Retype the complete listing exactly as it appears.

### INPUT ROWS

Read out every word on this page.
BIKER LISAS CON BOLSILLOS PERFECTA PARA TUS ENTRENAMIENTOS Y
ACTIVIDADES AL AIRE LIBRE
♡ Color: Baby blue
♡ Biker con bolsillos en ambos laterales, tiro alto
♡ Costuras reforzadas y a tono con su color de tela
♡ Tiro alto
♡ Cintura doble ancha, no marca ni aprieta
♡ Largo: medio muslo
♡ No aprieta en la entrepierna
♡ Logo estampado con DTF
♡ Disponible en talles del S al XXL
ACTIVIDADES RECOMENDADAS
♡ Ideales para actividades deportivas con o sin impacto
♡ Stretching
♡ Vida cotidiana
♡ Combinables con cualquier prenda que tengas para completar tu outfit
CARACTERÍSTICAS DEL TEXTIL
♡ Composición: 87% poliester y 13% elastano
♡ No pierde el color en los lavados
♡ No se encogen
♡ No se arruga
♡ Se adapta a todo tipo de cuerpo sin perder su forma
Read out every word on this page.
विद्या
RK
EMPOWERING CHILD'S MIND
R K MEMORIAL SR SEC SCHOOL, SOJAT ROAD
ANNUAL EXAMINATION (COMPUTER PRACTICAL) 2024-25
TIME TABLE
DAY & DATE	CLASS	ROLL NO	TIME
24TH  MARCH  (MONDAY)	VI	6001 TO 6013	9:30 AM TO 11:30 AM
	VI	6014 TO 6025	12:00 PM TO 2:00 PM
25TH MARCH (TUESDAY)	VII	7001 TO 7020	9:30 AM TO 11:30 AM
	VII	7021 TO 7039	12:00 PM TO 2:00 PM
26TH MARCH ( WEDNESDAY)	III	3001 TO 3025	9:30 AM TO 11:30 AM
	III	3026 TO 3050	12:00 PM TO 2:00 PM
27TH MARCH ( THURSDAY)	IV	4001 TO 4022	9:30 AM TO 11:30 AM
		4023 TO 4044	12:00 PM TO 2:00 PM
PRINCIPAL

######

§ TASK ANSWER:
Read out every word on this page.
BIKER LISAS CON BOLSILLOS PERFECTA PARA TUS ENTRENAMIENTOS Y
ACTIVIDADES AL AIRE LIBRE
♡ Color: Baby blue
♡ Biker con bolsillos en ambos laterales, tiro alto
♡ Costuras reforzadas y a tono con su color de tela
♡ Tiro alto
♡ Cintura doble ancha, no marca ni aprieta
♡ Largo: medio muslo
♡ No aprieta en la entrepierna
♡ Logo estampado con DTF
♡ Disponible en talles del S al XXL
ACTIVIDADES RECOMENDADAS
♡ Ideales para actividades deportivas con o sin impacto
♡ Stretching
♡ Vida cotidiana
♡ Combinables con cualquier prenda que tengas para completar tu outfit
CARACTERÍSTICAS DEL TEXTIL
♡ Composición: 87% poliester y 13% elastano
♡ No pierde el color en los lavados
♡ No se encogen
♡ No se arruga
♡ Se adapta a todo tipo de cuerpo sin perder su forma
Read out every word on this page.
विद्या
RK
EMPOWERING CHILD'S MIND
R K MEMORIAL SR SEC SCHOOL, SOJAT ROAD
ANNUAL EXAMINATION (COMPUTER PRACTICAL) 2024-25
TIME TABLE
DAY & DATE	CLASS	ROLL NO	TIME
24TH  MARCH  (MONDAY)	VI	6001 TO 6013	9:30 AM TO 11:30 AM
	VI	6014 TO 6025	12:00 PM TO 2:00 PM
25TH MARCH (TUESDAY)	VII	7001 TO 7020	9:30 AM TO 11:30 AM
	VII	7021 TO 7039	12:00 PM TO 2:00 PM
26TH MARCH ( WEDNESDAY)	III	3001 TO 3025	9:30 AM TO 11:30 AM
	III	3026 TO 3050	12:00 PM TO 2:00 PM
27TH MARCH ( THURSDAY)	IV	4001 TO 4022	9:30 AM TO 11:30 AM
		4023 TO 4044	12:00 PM TO 2:00 PM
PRINCIPAL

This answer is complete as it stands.